(PROBLEM): Show each line of the data below that has the string "JSON" in it.
+ + + + +
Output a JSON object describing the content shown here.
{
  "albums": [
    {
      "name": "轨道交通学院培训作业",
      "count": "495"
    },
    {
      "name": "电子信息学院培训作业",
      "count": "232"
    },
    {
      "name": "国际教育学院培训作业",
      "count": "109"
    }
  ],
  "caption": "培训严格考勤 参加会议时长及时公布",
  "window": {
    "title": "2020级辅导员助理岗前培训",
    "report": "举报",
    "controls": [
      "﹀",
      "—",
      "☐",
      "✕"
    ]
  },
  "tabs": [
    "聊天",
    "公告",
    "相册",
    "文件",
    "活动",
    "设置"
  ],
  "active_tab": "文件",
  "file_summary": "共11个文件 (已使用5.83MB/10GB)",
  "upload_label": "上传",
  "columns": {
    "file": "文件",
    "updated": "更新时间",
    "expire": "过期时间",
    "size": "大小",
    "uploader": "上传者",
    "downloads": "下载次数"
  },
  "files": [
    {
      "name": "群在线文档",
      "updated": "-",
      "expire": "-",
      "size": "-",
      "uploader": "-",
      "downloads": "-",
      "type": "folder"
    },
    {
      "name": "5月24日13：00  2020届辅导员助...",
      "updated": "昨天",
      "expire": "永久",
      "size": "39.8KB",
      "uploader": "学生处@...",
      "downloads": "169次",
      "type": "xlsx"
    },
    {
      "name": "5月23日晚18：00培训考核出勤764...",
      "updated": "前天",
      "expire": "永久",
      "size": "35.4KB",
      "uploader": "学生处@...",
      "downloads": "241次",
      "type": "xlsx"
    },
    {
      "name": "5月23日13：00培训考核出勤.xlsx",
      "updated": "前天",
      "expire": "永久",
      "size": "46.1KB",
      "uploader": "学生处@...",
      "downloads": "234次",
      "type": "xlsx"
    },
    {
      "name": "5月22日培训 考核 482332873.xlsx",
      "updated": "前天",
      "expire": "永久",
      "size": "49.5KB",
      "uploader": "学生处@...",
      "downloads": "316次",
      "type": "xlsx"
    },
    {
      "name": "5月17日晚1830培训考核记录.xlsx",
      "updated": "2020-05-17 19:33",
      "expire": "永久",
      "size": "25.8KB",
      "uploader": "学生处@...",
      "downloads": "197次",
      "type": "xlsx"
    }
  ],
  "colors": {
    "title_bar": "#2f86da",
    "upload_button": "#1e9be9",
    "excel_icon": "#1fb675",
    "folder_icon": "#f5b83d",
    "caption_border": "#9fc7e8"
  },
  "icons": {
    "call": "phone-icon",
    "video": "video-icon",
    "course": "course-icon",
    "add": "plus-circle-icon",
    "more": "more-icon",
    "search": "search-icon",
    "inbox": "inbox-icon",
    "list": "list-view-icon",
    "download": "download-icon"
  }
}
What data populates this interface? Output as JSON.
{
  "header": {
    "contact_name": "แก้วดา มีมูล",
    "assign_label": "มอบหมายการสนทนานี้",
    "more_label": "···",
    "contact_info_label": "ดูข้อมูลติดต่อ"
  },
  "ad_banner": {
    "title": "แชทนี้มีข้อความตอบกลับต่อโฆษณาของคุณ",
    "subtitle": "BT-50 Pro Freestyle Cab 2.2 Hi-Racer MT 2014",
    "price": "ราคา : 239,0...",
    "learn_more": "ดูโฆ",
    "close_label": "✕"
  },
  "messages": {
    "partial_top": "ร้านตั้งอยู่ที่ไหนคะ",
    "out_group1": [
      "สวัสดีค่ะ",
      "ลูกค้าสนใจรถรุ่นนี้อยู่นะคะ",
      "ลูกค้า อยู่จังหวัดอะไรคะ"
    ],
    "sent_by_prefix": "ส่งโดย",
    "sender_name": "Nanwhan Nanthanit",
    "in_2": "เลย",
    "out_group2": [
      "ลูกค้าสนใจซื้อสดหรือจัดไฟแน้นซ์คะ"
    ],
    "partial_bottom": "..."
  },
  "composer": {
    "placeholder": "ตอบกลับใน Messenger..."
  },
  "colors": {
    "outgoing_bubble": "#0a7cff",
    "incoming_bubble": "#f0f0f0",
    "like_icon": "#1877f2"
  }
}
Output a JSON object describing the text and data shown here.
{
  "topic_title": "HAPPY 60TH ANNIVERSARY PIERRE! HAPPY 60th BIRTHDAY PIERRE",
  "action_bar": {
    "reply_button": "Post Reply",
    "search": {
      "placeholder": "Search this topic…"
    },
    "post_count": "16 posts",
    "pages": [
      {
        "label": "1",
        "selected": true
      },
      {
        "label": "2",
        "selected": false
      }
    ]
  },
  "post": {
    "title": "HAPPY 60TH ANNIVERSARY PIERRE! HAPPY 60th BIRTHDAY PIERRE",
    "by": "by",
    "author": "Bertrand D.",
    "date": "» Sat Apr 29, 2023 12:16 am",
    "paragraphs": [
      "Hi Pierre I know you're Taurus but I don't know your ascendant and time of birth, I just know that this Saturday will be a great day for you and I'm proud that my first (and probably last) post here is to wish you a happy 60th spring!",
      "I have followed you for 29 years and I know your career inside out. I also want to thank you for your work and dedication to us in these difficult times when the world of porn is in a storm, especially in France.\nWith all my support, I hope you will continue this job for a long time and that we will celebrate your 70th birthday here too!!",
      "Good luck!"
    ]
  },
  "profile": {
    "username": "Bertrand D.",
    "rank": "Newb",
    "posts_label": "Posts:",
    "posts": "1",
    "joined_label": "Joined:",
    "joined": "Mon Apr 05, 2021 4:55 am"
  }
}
+ + + + +
(THE RESULT):
Output a JSON object describing the content shown here.
What data populates this interface? Output as JSON.
Output a JSON object describing the text and data shown here.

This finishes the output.